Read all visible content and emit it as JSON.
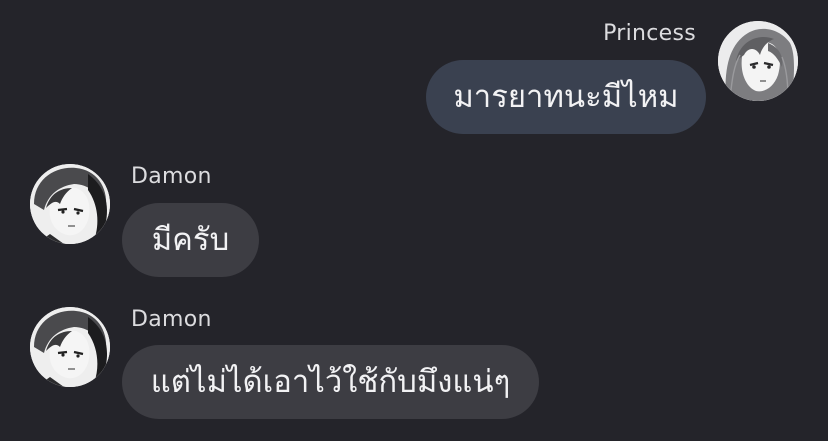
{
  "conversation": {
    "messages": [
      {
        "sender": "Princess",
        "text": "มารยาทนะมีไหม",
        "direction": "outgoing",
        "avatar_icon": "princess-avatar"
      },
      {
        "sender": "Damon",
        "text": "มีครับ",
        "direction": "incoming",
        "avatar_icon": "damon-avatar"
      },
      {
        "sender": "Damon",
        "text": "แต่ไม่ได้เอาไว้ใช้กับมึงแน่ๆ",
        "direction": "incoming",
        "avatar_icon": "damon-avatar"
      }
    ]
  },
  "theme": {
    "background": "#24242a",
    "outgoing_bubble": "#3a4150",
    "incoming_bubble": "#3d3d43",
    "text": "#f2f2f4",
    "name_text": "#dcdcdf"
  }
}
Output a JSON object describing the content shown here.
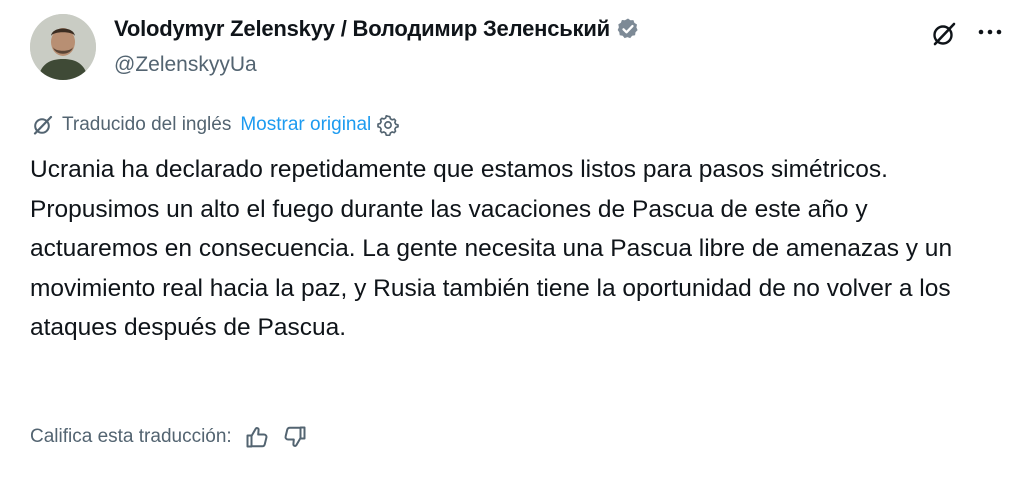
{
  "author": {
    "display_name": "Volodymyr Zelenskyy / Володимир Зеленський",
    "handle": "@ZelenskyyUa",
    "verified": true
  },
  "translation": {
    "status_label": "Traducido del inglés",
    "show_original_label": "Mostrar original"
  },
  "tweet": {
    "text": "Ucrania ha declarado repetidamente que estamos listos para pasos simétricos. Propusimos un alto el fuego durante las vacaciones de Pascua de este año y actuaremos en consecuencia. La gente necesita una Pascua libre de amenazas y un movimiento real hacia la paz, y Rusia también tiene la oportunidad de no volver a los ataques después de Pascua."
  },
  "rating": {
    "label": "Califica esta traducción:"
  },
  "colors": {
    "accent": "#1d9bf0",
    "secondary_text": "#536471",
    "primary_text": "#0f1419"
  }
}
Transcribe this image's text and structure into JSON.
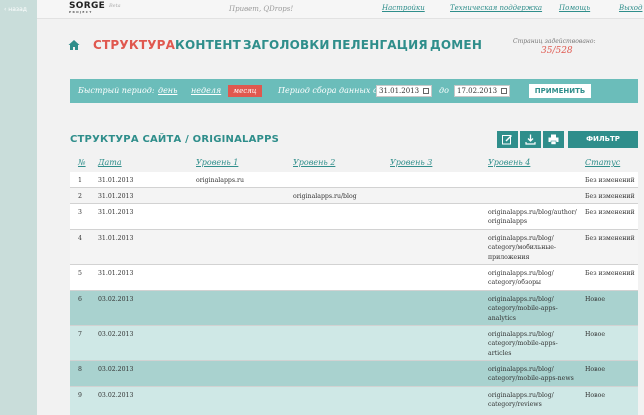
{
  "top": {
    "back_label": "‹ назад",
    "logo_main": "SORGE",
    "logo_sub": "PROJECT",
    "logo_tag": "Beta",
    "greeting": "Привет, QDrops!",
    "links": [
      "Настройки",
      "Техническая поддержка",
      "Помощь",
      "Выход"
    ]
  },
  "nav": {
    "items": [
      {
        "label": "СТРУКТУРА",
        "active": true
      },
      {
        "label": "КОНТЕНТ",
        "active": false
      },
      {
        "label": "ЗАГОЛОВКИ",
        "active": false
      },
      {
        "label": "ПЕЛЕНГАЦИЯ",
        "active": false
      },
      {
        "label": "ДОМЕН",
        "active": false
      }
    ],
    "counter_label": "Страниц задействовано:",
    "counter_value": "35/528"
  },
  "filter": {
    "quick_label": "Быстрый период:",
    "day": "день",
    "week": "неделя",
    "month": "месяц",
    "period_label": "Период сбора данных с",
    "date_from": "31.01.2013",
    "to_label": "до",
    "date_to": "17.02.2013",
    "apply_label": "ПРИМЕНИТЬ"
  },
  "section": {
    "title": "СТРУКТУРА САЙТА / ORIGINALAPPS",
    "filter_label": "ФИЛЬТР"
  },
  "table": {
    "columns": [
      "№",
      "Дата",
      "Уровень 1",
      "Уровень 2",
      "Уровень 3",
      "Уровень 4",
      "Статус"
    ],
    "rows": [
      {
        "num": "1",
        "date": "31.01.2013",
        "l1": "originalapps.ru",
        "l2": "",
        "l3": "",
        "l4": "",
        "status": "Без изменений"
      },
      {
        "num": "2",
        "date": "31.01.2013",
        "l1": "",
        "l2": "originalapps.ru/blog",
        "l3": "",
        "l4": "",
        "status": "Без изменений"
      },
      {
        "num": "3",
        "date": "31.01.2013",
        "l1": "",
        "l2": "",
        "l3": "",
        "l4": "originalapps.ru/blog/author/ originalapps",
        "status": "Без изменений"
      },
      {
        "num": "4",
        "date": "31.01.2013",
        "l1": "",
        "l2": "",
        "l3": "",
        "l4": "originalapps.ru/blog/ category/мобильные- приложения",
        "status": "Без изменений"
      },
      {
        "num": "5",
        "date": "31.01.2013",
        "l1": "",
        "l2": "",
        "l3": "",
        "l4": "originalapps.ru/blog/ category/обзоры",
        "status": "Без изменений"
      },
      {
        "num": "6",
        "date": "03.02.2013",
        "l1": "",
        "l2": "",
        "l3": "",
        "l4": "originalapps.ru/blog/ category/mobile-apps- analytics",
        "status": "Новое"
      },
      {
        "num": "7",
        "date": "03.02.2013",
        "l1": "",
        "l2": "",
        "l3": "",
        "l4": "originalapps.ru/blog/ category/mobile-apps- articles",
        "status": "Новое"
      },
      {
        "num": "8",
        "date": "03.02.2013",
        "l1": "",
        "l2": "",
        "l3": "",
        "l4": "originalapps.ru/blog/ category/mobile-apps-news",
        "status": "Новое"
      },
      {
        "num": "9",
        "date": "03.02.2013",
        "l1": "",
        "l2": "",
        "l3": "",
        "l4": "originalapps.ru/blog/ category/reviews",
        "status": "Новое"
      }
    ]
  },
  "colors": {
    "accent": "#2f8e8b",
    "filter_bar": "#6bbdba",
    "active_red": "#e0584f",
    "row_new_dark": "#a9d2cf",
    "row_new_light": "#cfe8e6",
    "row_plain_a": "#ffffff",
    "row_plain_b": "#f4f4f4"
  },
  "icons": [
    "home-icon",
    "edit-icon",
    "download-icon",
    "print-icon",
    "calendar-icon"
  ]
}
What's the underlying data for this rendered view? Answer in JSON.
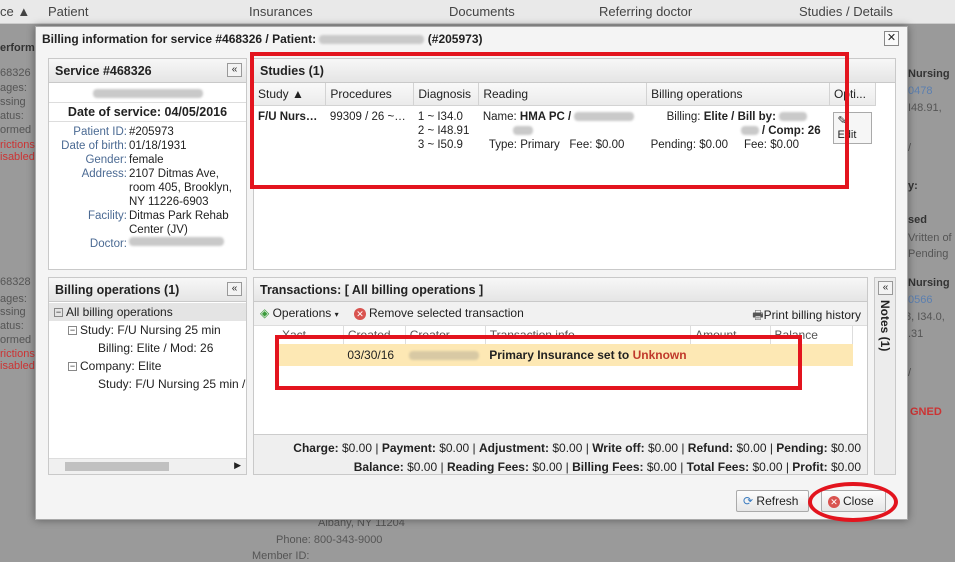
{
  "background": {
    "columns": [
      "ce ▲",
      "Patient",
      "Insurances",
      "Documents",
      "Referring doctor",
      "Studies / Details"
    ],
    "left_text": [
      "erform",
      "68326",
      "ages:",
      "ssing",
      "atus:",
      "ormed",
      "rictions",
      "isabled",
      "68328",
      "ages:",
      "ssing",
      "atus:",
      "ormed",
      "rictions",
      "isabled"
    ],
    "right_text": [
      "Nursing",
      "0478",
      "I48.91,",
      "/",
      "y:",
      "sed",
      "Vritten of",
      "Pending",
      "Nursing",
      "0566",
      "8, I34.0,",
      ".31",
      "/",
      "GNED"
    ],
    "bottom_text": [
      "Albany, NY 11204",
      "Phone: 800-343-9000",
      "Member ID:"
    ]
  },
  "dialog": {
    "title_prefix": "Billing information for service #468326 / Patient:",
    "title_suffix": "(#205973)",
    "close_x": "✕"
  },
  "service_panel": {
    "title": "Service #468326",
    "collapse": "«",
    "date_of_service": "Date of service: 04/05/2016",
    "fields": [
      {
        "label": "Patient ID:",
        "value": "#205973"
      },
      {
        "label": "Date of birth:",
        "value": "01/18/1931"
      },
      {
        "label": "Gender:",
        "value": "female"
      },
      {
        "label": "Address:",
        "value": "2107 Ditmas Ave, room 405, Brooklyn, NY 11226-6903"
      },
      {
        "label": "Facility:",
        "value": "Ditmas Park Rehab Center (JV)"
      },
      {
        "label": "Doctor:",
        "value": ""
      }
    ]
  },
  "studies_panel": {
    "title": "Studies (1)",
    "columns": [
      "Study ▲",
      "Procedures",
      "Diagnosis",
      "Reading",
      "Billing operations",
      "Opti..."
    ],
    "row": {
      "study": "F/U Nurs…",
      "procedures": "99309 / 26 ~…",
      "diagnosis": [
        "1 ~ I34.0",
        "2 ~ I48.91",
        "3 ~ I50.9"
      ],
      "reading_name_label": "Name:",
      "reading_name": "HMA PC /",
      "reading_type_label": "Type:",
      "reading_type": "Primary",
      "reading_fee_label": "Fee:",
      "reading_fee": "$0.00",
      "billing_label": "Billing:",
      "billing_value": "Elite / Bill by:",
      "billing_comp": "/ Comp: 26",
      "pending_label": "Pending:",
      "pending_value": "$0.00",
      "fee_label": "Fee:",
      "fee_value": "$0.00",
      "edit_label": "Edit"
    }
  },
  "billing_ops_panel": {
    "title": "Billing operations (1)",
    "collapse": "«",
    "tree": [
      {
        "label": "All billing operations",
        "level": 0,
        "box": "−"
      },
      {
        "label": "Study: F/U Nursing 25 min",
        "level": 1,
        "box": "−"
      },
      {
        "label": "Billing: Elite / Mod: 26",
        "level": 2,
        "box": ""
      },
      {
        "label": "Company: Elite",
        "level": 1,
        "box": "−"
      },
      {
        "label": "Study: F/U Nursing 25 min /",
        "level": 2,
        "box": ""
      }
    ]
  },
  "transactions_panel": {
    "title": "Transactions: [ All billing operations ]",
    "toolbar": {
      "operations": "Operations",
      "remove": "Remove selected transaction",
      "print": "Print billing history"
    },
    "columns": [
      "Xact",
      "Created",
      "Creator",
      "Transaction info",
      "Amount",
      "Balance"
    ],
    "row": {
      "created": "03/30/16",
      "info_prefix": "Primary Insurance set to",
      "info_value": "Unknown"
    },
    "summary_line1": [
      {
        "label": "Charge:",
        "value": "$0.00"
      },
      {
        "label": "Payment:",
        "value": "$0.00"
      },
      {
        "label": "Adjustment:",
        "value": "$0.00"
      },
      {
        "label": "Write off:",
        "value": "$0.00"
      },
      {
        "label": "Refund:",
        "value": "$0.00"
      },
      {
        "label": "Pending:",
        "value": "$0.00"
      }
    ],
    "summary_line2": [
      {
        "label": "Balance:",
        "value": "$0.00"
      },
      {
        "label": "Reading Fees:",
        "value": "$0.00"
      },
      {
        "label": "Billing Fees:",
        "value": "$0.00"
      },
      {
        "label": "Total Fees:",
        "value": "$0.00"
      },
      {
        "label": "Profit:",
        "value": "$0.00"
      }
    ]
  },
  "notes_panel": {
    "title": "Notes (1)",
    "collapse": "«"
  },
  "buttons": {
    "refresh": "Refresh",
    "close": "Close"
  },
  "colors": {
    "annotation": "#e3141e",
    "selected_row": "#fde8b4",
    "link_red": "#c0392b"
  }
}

.....

▶ TO DO
Going through the data above, count the lines where the string "Уровень" appears, and answer with only that number.

▶ RESPONSE TO THIS TASK
4